* _Exercise prompt_
Copy every entry word for word. Skip the pictures.

[Dataset excerpt]
......

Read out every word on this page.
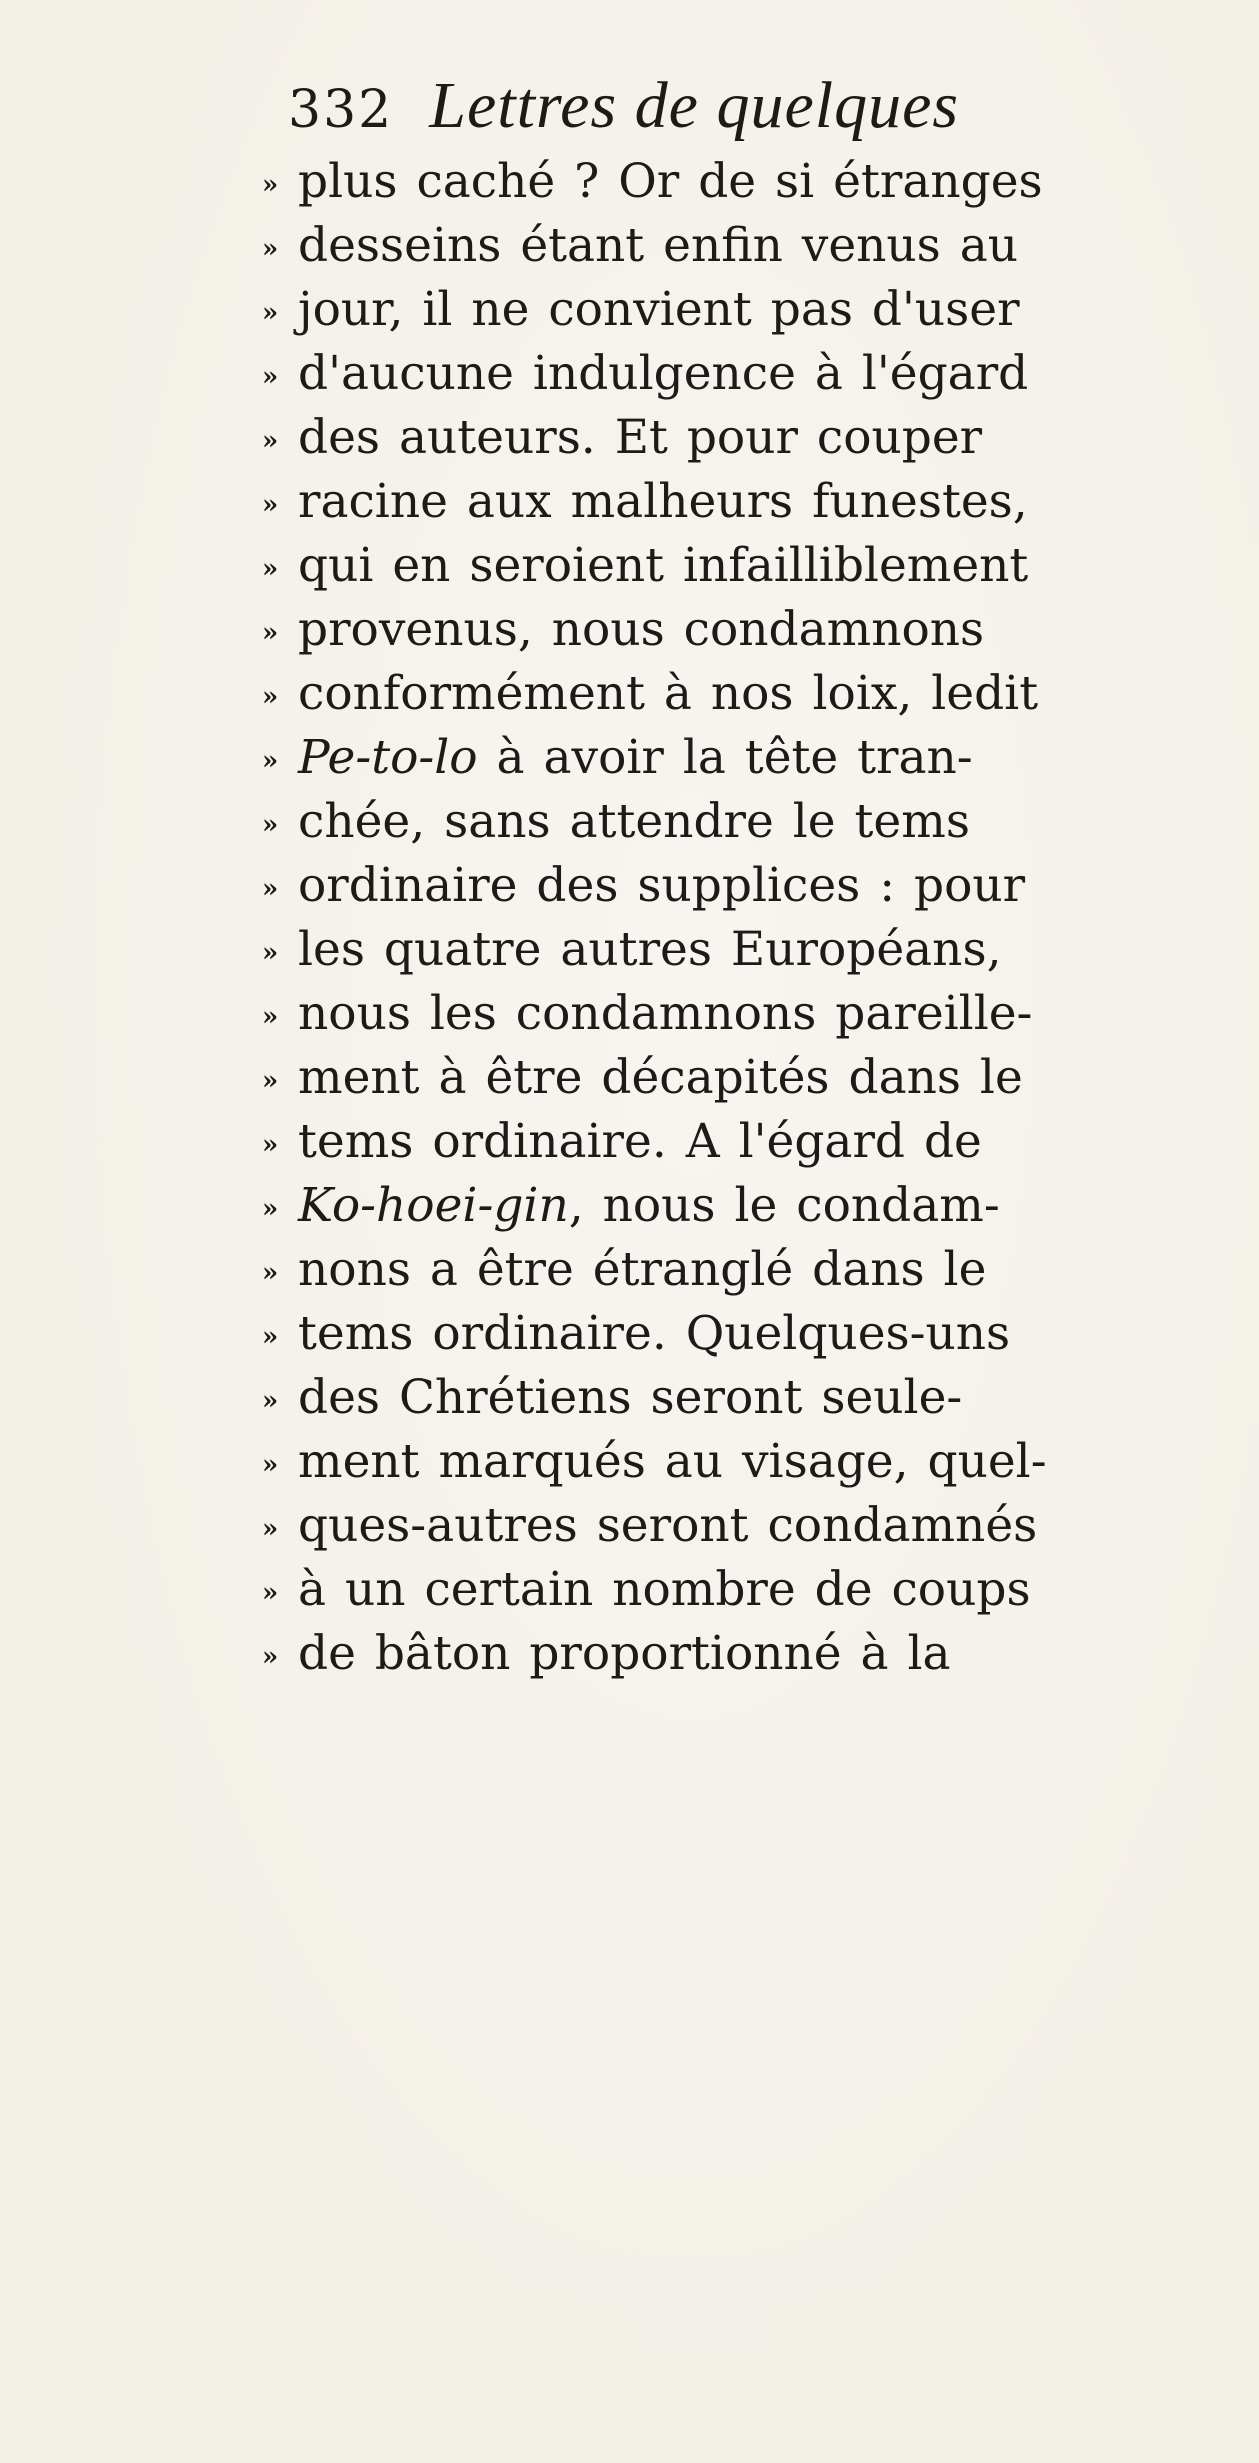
332 Lettres de quelques
» plus caché ? Or de si étranges
» desseins étant enfin venus au
» jour, il ne convient pas d'user
» d'aucune indulgence à l'égard
» des auteurs. Et pour couper
» racine aux malheurs funestes,
» qui en seroient infailliblement
» provenus, nous condamnons
» conformément à nos loix, ledit
» Pe-to-lo à avoir la tête tran-
» chée, sans attendre le tems
» ordinaire des supplices : pour
» les quatre autres Européans,
» nous les condamnons pareille-
» ment à être décapités dans le
» tems ordinaire. A l'égard de
» Ko-hoei-gin, nous le condam-
» nons a être étranglé dans le
» tems ordinaire. Quelques-uns
» des Chrétiens seront seule-
» ment marqués au visage, quel-
» ques-autres seront condamnés
» à un certain nombre de coups
» de bâton proportionné à la
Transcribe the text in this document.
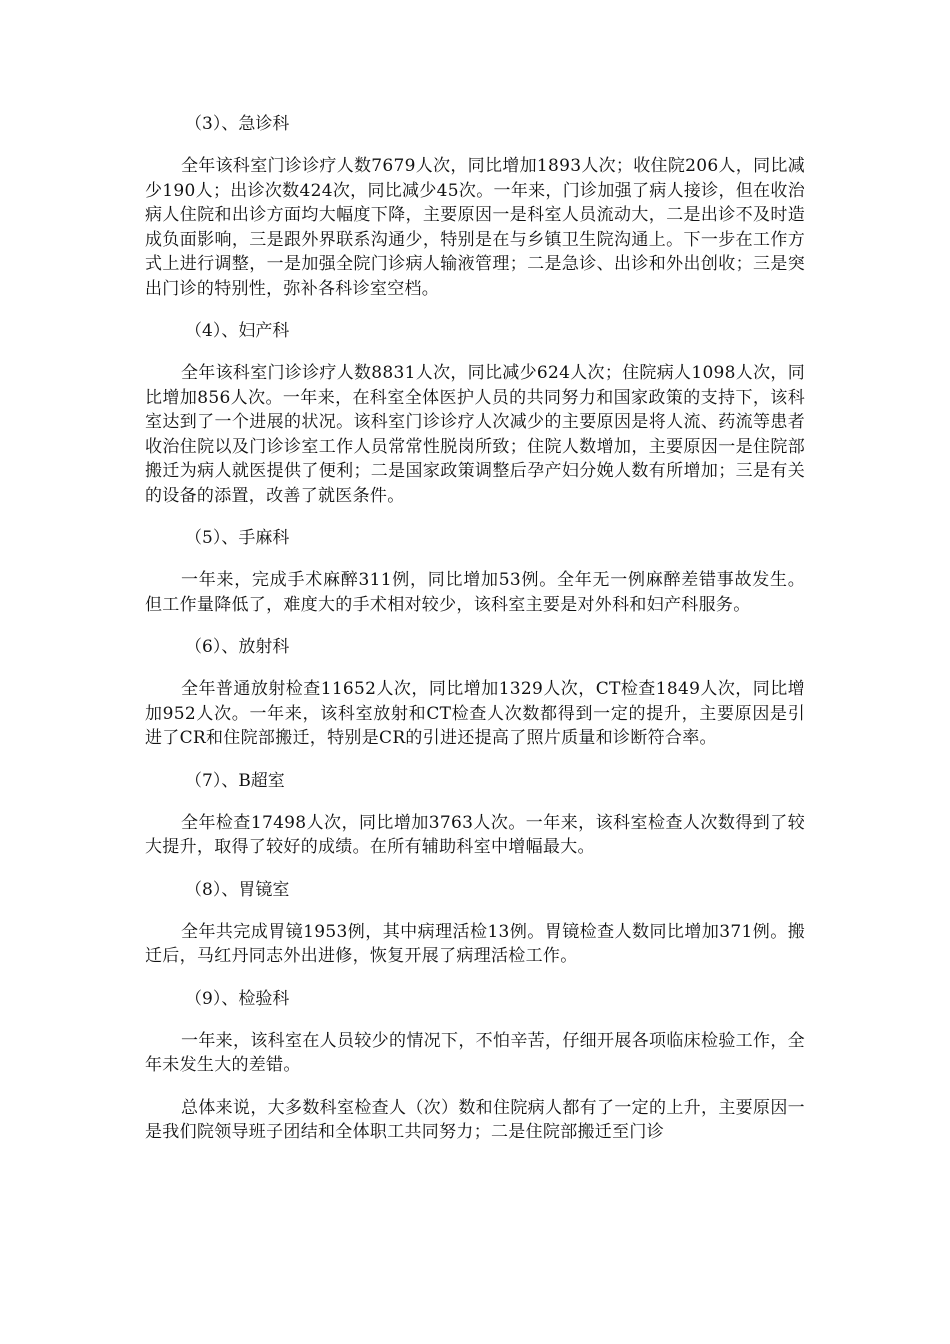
（3）、急诊科
全年该科室门诊诊疗人数7679人次，同比增加1893人次；收住院206人，同比减少190人；出诊次数424次，同比减少45次。一年来，门诊加强了病人接诊，但在收治病人住院和出诊方面均大幅度下降，主要原因一是科室人员流动大，二是出诊不及时造成负面影响，三是跟外界联系沟通少，特别是在与乡镇卫生院沟通上。下一步在工作方式上进行调整，一是加强全院门诊病人输液管理；二是急诊、出诊和外出创收；三是突出门诊的特别性，弥补各科诊室空档。
（4）、妇产科
全年该科室门诊诊疗人数8831人次，同比减少624人次；住院病人1098人次，同比增加856人次。一年来，在科室全体医护人员的共同努力和国家政策的支持下，该科室达到了一个进展的状况。该科室门诊诊疗人次减少的主要原因是将人流、药流等患者收治住院以及门诊诊室工作人员常常性脱岗所致；住院人数增加，主要原因一是住院部搬迁为病人就医提供了便利；二是国家政策调整后孕产妇分娩人数有所增加；三是有关的设备的添置，改善了就医条件。
（5）、手麻科
一年来，完成手术麻醉311例，同比增加53例。全年无一例麻醉差错事故发生。但工作量降低了，难度大的手术相对较少，该科室主要是对外科和妇产科服务。
（6）、放射科
全年普通放射检查11652人次，同比增加1329人次，CT检查1849人次，同比增加952人次。一年来，该科室放射和CT检查人次数都得到一定的提升，主要原因是引进了CR和住院部搬迁，特别是CR的引进还提高了照片质量和诊断符合率。
（7）、B超室
全年检查17498人次，同比增加3763人次。一年来，该科室检查人次数得到了较大提升，取得了较好的成绩。在所有辅助科室中增幅最大。
（8）、胃镜室
全年共完成胃镜1953例，其中病理活检13例。胃镜检查人数同比增加371例。搬迁后，马红丹同志外出进修，恢复开展了病理活检工作。
（9）、检验科
一年来，该科室在人员较少的情况下，不怕辛苦，仔细开展各项临床检验工作，全年未发生大的差错。
总体来说，大多数科室检查人（次）数和住院病人都有了一定的上升，主要原因一是我们院领导班子团结和全体职工共同努力；二是住院部搬迁至门诊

......

* _Expected output_
Read out every word on this page.
332 Lettres de quelques
» plus caché ? Or de si étranges
» desseins étant enfin venus au
» jour, il ne convient pas d'user
» d'aucune indulgence à l'égard
» des auteurs. Et pour couper
» racine aux malheurs funestes,
» qui en seroient infailliblement
» provenus, nous condamnons
» conformément à nos loix, ledit
» Pe-to-lo à avoir la tête tran-
» chée, sans attendre le tems
» ordinaire des supplices : pour
» les quatre autres Européans,
» nous les condamnons pareille-
» ment à être décapités dans le
» tems ordinaire. A l'égard de
» Ko-hoei-gin, nous le condam-
» nons a être étranglé dans le
» tems ordinaire. Quelques-uns
» des Chrétiens seront seule-
» ment marqués au visage, quel-
» ques-autres seront condamnés
» à un certain nombre de coups
» de bâton proportionné à la
Transcribe the text in this document.
（3）、急诊科
全年该科室门诊诊疗人数7679人次，同比增加1893人次；收住院206人，同比减少190人；出诊次数424次，同比减少45次。一年来，门诊加强了病人接诊，但在收治病人住院和出诊方面均大幅度下降，主要原因一是科室人员流动大，二是出诊不及时造成负面影响，三是跟外界联系沟通少，特别是在与乡镇卫生院沟通上。下一步在工作方式上进行调整，一是加强全院门诊病人输液管理；二是急诊、出诊和外出创收；三是突出门诊的特别性，弥补各科诊室空档。
（4）、妇产科
全年该科室门诊诊疗人数8831人次，同比减少624人次；住院病人1098人次，同比增加856人次。一年来，在科室全体医护人员的共同努力和国家政策的支持下，该科室达到了一个进展的状况。该科室门诊诊疗人次减少的主要原因是将人流、药流等患者收治住院以及门诊诊室工作人员常常性脱岗所致；住院人数增加，主要原因一是住院部搬迁为病人就医提供了便利；二是国家政策调整后孕产妇分娩人数有所增加；三是有关的设备的添置，改善了就医条件。
（5）、手麻科
一年来，完成手术麻醉311例，同比增加53例。全年无一例麻醉差错事故发生。但工作量降低了，难度大的手术相对较少，该科室主要是对外科和妇产科服务。
（6）、放射科
全年普通放射检查11652人次，同比增加1329人次，CT检查1849人次，同比增加952人次。一年来，该科室放射和CT检查人次数都得到一定的提升，主要原因是引进了CR和住院部搬迁，特别是CR的引进还提高了照片质量和诊断符合率。
（7）、B超室
全年检查17498人次，同比增加3763人次。一年来，该科室检查人次数得到了较大提升，取得了较好的成绩。在所有辅助科室中增幅最大。
（8）、胃镜室
全年共完成胃镜1953例，其中病理活检13例。胃镜检查人数同比增加371例。搬迁后，马红丹同志外出进修，恢复开展了病理活检工作。
（9）、检验科
一年来，该科室在人员较少的情况下，不怕辛苦，仔细开展各项临床检验工作，全年未发生大的差错。
总体来说，大多数科室检查人（次）数和住院病人都有了一定的上升，主要原因一是我们院领导班子团结和全体职工共同努力；二是住院部搬迁至门诊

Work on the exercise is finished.